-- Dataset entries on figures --

---*---

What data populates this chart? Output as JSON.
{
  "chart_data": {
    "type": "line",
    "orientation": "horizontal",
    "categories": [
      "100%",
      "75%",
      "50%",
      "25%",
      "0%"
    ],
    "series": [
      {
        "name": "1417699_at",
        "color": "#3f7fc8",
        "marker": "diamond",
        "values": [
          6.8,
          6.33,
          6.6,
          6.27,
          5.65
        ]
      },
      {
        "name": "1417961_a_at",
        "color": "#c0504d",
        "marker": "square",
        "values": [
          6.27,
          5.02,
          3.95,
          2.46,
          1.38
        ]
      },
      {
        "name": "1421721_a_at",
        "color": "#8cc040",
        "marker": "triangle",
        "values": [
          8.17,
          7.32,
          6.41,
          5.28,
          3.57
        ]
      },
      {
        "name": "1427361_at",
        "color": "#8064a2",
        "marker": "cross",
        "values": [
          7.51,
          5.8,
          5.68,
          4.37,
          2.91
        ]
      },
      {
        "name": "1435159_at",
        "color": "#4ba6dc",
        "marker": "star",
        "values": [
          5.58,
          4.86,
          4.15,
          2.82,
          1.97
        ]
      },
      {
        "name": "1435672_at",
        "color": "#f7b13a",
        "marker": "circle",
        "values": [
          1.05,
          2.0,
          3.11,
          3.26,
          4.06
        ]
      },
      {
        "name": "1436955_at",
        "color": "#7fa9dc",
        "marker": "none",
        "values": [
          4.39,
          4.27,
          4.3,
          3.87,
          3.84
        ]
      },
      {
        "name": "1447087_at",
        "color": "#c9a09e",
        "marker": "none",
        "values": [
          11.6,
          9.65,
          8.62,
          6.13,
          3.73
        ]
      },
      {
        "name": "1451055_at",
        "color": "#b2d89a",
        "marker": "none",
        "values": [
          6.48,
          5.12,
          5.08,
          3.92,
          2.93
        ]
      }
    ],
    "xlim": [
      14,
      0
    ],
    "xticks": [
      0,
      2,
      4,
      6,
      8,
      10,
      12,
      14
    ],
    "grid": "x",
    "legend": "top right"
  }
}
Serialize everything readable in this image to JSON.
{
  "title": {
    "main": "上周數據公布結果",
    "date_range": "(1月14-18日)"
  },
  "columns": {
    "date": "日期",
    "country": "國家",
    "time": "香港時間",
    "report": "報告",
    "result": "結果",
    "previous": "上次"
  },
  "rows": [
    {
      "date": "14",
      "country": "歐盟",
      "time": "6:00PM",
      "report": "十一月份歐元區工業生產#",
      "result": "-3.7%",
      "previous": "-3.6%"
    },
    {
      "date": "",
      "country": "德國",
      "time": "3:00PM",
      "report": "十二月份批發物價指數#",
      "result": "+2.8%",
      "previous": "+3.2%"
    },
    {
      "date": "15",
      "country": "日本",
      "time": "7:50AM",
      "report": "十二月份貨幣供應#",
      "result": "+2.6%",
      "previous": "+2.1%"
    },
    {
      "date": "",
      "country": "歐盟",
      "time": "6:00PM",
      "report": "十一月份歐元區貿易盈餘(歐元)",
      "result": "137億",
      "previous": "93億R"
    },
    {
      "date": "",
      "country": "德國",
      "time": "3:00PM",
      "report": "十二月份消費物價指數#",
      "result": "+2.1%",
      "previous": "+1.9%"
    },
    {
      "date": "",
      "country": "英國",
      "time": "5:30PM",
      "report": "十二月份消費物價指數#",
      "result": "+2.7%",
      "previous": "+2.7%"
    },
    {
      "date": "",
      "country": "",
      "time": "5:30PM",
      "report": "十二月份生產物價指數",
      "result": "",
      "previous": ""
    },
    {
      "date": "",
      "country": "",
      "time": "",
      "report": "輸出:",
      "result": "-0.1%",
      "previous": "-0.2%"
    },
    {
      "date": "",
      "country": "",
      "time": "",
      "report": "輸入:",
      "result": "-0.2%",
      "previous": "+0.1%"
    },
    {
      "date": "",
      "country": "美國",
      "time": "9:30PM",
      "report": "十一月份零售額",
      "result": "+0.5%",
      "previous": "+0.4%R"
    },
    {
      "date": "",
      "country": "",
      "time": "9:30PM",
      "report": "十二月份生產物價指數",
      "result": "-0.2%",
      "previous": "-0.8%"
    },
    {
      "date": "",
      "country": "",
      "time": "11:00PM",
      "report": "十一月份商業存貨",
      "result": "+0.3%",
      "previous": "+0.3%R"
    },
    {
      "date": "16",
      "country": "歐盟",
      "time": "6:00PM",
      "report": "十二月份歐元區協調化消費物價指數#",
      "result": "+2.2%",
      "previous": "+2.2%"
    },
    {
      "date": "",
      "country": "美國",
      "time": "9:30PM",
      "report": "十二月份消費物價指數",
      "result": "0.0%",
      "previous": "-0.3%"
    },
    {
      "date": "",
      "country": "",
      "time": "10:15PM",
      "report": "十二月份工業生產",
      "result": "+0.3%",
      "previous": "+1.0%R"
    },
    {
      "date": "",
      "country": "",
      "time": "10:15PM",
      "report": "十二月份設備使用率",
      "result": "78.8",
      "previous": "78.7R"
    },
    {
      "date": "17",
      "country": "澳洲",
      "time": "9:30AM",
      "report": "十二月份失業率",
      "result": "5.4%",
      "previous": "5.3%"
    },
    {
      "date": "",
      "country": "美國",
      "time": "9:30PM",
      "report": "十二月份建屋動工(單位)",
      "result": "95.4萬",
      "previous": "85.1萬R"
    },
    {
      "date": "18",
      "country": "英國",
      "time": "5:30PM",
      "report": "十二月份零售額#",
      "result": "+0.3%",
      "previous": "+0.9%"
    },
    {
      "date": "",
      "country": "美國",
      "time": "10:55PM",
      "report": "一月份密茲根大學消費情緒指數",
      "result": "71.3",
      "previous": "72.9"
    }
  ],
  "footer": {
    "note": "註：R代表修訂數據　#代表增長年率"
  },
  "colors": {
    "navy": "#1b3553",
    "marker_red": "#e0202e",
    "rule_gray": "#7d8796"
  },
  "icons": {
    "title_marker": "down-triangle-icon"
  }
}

---*---

Print all of the entries again, exactly as written.

What data populates this chart? Output as JSON.
{
  "chart_data": {
    "type": "line",
    "orientation": "horizontal",
    "categories": [
      "100%",
      "75%",
      "50%",
      "25%",
      "0%"
    ],
    "series": [
      {
        "name": "1417699_at",
        "color": "#3f7fc8",
        "marker": "diamond",
        "values": [
          6.8,
          6.33,
          6.6,
          6.27,
          5.65
        ]
      },
      {
        "name": "1417961_a_at",
        "color": "#c0504d",
        "marker": "square",
        "values": [
          6.27,
          5.02,
          3.95,
          2.46,
          1.38
        ]
      },
      {
        "name": "1421721_a_at",
        "color": "#8cc040",
        "marker": "triangle",
        "values": [
          8.17,
          7.32,
          6.41,
          5.28,
          3.57
        ]
      },
      {
        "name": "1427361_at",
        "color": "#8064a2",
        "marker": "cross",
        "values": [
          7.51,
          5.8,
          5.68,
          4.37,
          2.91
        ]
      },
      {
        "name": "1435159_at",
        "color": "#4ba6dc",
        "marker": "star",
        "values": [
          5.58,
          4.86,
          4.15,
          2.82,
          1.97
        ]
      },
      {
        "name": "1435672_at",
        "color": "#f7b13a",
        "marker": "circle",
        "values": [
          1.05,
          2.0,
          3.11,
          3.26,
          4.06
        ]
      },
      {
        "name": "1436955_at",
        "color": "#7fa9dc",
        "marker": "none",
        "values": [
          4.39,
          4.27,
          4.3,
          3.87,
          3.84
        ]
      },
      {
        "name": "1447087_at",
        "color": "#c9a09e",
        "marker": "none",
        "values": [
          11.6,
          9.65,
          8.62,
          6.13,
          3.73
        ]
      },
      {
        "name": "1451055_at",
        "color": "#b2d89a",
        "marker": "none",
        "values": [
          6.48,
          5.12,
          5.08,
          3.92,
          2.93
        ]
      }
    ],
    "xlim": [
      14,
      0
    ],
    "xticks": [
      0,
      2,
      4,
      6,
      8,
      10,
      12,
      14
    ],
    "grid": "x",
    "legend": "top right"
  }
}
Serialize everything readable in this image to JSON.
{
  "title": {
    "main": "上周數據公布結果",
    "date_range": "(1月14-18日)"
  },
  "columns": {
    "date": "日期",
    "country": "國家",
    "time": "香港時間",
    "report": "報告",
    "result": "結果",
    "previous": "上次"
  },
  "rows": [
    {
      "date": "14",
      "country": "歐盟",
      "time": "6:00PM",
      "report": "十一月份歐元區工業生產#",
      "result": "-3.7%",
      "previous": "-3.6%"
    },
    {
      "date": "",
      "country": "德國",
      "time": "3:00PM",
      "report": "十二月份批發物價指數#",
      "result": "+2.8%",
      "previous": "+3.2%"
    },
    {
      "date": "15",
      "country": "日本",
      "time": "7:50AM",
      "report": "十二月份貨幣供應#",
      "result": "+2.6%",
      "previous": "+2.1%"
    },
    {
      "date": "",
      "country": "歐盟",
      "time": "6:00PM",
      "report": "十一月份歐元區貿易盈餘(歐元)",
      "result": "137億",
      "previous": "93億R"
    },
    {
      "date": "",
      "country": "德國",
      "time": "3:00PM",
      "report": "十二月份消費物價指數#",
      "result": "+2.1%",
      "previous": "+1.9%"
    },
    {
      "date": "",
      "country": "英國",
      "time": "5:30PM",
      "report": "十二月份消費物價指數#",
      "result": "+2.7%",
      "previous": "+2.7%"
    },
    {
      "date": "",
      "country": "",
      "time": "5:30PM",
      "report": "十二月份生產物價指數",
      "result": "",
      "previous": ""
    },
    {
      "date": "",
      "country": "",
      "time": "",
      "report": "輸出:",
      "result": "-0.1%",
      "previous": "-0.2%"
    },
    {
      "date": "",
      "country": "",
      "time": "",
      "report": "輸入:",
      "result": "-0.2%",
      "previous": "+0.1%"
    },
    {
      "date": "",
      "country": "美國",
      "time": "9:30PM",
      "report": "十一月份零售額",
      "result": "+0.5%",
      "previous": "+0.4%R"
    },
    {
      "date": "",
      "country": "",
      "time": "9:30PM",
      "report": "十二月份生產物價指數",
      "result": "-0.2%",
      "previous": "-0.8%"
    },
    {
      "date": "",
      "country": "",
      "time": "11:00PM",
      "report": "十一月份商業存貨",
      "result": "+0.3%",
      "previous": "+0.3%R"
    },
    {
      "date": "16",
      "country": "歐盟",
      "time": "6:00PM",
      "report": "十二月份歐元區協調化消費物價指數#",
      "result": "+2.2%",
      "previous": "+2.2%"
    },
    {
      "date": "",
      "country": "美國",
      "time": "9:30PM",
      "report": "十二月份消費物價指數",
      "result": "0.0%",
      "previous": "-0.3%"
    },
    {
      "date": "",
      "country": "",
      "time": "10:15PM",
      "report": "十二月份工業生產",
      "result": "+0.3%",
      "previous": "+1.0%R"
    },
    {
      "date": "",
      "country": "",
      "time": "10:15PM",
      "report": "十二月份設備使用率",
      "result": "78.8",
      "previous": "78.7R"
    },
    {
      "date": "17",
      "country": "澳洲",
      "time": "9:30AM",
      "report": "十二月份失業率",
      "result": "5.4%",
      "previous": "5.3%"
    },
    {
      "date": "",
      "country": "美國",
      "time": "9:30PM",
      "report": "十二月份建屋動工(單位)",
      "result": "95.4萬",
      "previous": "85.1萬R"
    },
    {
      "date": "18",
      "country": "英國",
      "time": "5:30PM",
      "report": "十二月份零售額#",
      "result": "+0.3%",
      "previous": "+0.9%"
    },
    {
      "date": "",
      "country": "美國",
      "time": "10:55PM",
      "report": "一月份密茲根大學消費情緒指數",
      "result": "71.3",
      "previous": "72.9"
    }
  ],
  "footer": {
    "note": "註：R代表修訂數據　#代表增長年率"
  },
  "colors": {
    "navy": "#1b3553",
    "marker_red": "#e0202e",
    "rule_gray": "#7d8796"
  },
  "icons": {
    "title_marker": "down-triangle-icon"
  }
}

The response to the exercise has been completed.